=== Written exercise ===
Your task is to copy every record exactly.

=== Task input ===
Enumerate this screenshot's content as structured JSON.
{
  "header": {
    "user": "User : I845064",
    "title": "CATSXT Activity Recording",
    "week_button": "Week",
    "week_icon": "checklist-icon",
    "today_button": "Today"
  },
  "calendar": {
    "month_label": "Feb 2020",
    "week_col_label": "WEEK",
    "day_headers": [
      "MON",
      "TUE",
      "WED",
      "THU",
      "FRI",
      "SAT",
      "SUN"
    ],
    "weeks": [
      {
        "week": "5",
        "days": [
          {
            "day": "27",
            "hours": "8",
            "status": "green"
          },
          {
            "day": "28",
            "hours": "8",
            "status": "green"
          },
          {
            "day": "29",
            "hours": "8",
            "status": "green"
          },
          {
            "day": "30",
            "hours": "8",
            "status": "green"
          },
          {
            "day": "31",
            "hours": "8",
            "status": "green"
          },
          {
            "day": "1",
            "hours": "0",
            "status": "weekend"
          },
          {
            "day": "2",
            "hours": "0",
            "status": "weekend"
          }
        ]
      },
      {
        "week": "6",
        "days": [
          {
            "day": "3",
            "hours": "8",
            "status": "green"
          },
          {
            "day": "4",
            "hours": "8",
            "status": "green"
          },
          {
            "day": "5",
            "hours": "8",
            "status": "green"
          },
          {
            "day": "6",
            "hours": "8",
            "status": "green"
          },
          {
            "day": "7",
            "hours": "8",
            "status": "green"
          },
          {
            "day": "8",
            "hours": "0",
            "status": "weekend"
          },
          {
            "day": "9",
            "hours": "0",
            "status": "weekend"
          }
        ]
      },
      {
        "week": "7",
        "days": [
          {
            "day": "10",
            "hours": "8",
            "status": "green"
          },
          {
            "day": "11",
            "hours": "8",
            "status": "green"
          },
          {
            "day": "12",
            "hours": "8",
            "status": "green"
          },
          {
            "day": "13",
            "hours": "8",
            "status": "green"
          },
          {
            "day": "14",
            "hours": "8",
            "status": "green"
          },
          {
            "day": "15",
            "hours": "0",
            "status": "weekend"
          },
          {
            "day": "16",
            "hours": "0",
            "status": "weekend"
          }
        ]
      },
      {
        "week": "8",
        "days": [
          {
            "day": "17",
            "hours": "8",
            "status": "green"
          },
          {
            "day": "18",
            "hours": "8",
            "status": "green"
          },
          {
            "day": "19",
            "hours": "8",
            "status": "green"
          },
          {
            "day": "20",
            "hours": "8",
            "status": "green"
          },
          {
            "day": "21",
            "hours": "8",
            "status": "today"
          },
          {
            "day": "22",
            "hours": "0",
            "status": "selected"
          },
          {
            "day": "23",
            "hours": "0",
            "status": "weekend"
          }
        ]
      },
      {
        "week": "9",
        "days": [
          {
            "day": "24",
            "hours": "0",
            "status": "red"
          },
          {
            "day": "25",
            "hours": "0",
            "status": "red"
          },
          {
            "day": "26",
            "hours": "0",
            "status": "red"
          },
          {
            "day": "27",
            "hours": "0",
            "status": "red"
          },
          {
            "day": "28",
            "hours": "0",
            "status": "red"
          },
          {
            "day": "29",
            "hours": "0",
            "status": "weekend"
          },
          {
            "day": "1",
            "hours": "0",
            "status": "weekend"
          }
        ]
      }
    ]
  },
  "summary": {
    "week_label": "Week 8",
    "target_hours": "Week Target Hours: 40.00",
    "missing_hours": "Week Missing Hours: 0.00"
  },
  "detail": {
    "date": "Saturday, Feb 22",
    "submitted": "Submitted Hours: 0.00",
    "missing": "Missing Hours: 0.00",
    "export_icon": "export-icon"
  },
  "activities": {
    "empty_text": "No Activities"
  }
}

=== Reply ===
Enumerate this screenshot's content as structured JSON.
{
  "header": {
    "user": "User : I845064",
    "title": "CATSXT Activity Recording",
    "week_button": "Week",
    "week_icon": "checklist-icon",
    "today_button": "Today"
  },
  "calendar": {
    "month_label": "Feb 2020",
    "week_col_label": "WEEK",
    "day_headers": [
      "MON",
      "TUE",
      "WED",
      "THU",
      "FRI",
      "SAT",
      "SUN"
    ],
    "weeks": [
      {
        "week": "5",
        "days": [
          {
            "day": "27",
            "hours": "8",
            "status": "green"
          },
          {
            "day": "28",
            "hours": "8",
            "status": "green"
          },
          {
            "day": "29",
            "hours": "8",
            "status": "green"
          },
          {
            "day": "30",
            "hours": "8",
            "status": "green"
          },
          {
            "day": "31",
            "hours": "8",
            "status": "green"
          },
          {
            "day": "1",
            "hours": "0",
            "status": "weekend"
          },
          {
            "day": "2",
            "hours": "0",
            "status": "weekend"
          }
        ]
      },
      {
        "week": "6",
        "days": [
          {
            "day": "3",
            "hours": "8",
            "status": "green"
          },
          {
            "day": "4",
            "hours": "8",
            "status": "green"
          },
          {
            "day": "5",
            "hours": "8",
            "status": "green"
          },
          {
            "day": "6",
            "hours": "8",
            "status": "green"
          },
          {
            "day": "7",
            "hours": "8",
            "status": "green"
          },
          {
            "day": "8",
            "hours": "0",
            "status": "weekend"
          },
          {
            "day": "9",
            "hours": "0",
            "status": "weekend"
          }
        ]
      },
      {
        "week": "7",
        "days": [
          {
            "day": "10",
            "hours": "8",
            "status": "green"
          },
          {
            "day": "11",
            "hours": "8",
            "status": "green"
          },
          {
            "day": "12",
            "hours": "8",
            "status": "green"
          },
          {
            "day": "13",
            "hours": "8",
            "status": "green"
          },
          {
            "day": "14",
            "hours": "8",
            "status": "green"
          },
          {
            "day": "15",
            "hours": "0",
            "status": "weekend"
          },
          {
            "day": "16",
            "hours": "0",
            "status": "weekend"
          }
        ]
      },
      {
        "week": "8",
        "days": [
          {
            "day": "17",
            "hours": "8",
            "status": "green"
          },
          {
            "day": "18",
            "hours": "8",
            "status": "green"
          },
          {
            "day": "19",
            "hours": "8",
            "status": "green"
          },
          {
            "day": "20",
            "hours": "8",
            "status": "green"
          },
          {
            "day": "21",
            "hours": "8",
            "status": "today"
          },
          {
            "day": "22",
            "hours": "0",
            "status": "selected"
          },
          {
            "day": "23",
            "hours": "0",
            "status": "weekend"
          }
        ]
      },
      {
        "week": "9",
        "days": [
          {
            "day": "24",
            "hours": "0",
            "status": "red"
          },
          {
            "day": "25",
            "hours": "0",
            "status": "red"
          },
          {
            "day": "26",
            "hours": "0",
            "status": "red"
          },
          {
            "day": "27",
            "hours": "0",
            "status": "red"
          },
          {
            "day": "28",
            "hours": "0",
            "status": "red"
          },
          {
            "day": "29",
            "hours": "0",
            "status": "weekend"
          },
          {
            "day": "1",
            "hours": "0",
            "status": "weekend"
          }
        ]
      }
    ]
  },
  "summary": {
    "week_label": "Week 8",
    "target_hours": "Week Target Hours: 40.00",
    "missing_hours": "Week Missing Hours: 0.00"
  },
  "detail": {
    "date": "Saturday, Feb 22",
    "submitted": "Submitted Hours: 0.00",
    "missing": "Missing Hours: 0.00",
    "export_icon": "export-icon"
  },
  "activities": {
    "empty_text": "No Activities"
  }
}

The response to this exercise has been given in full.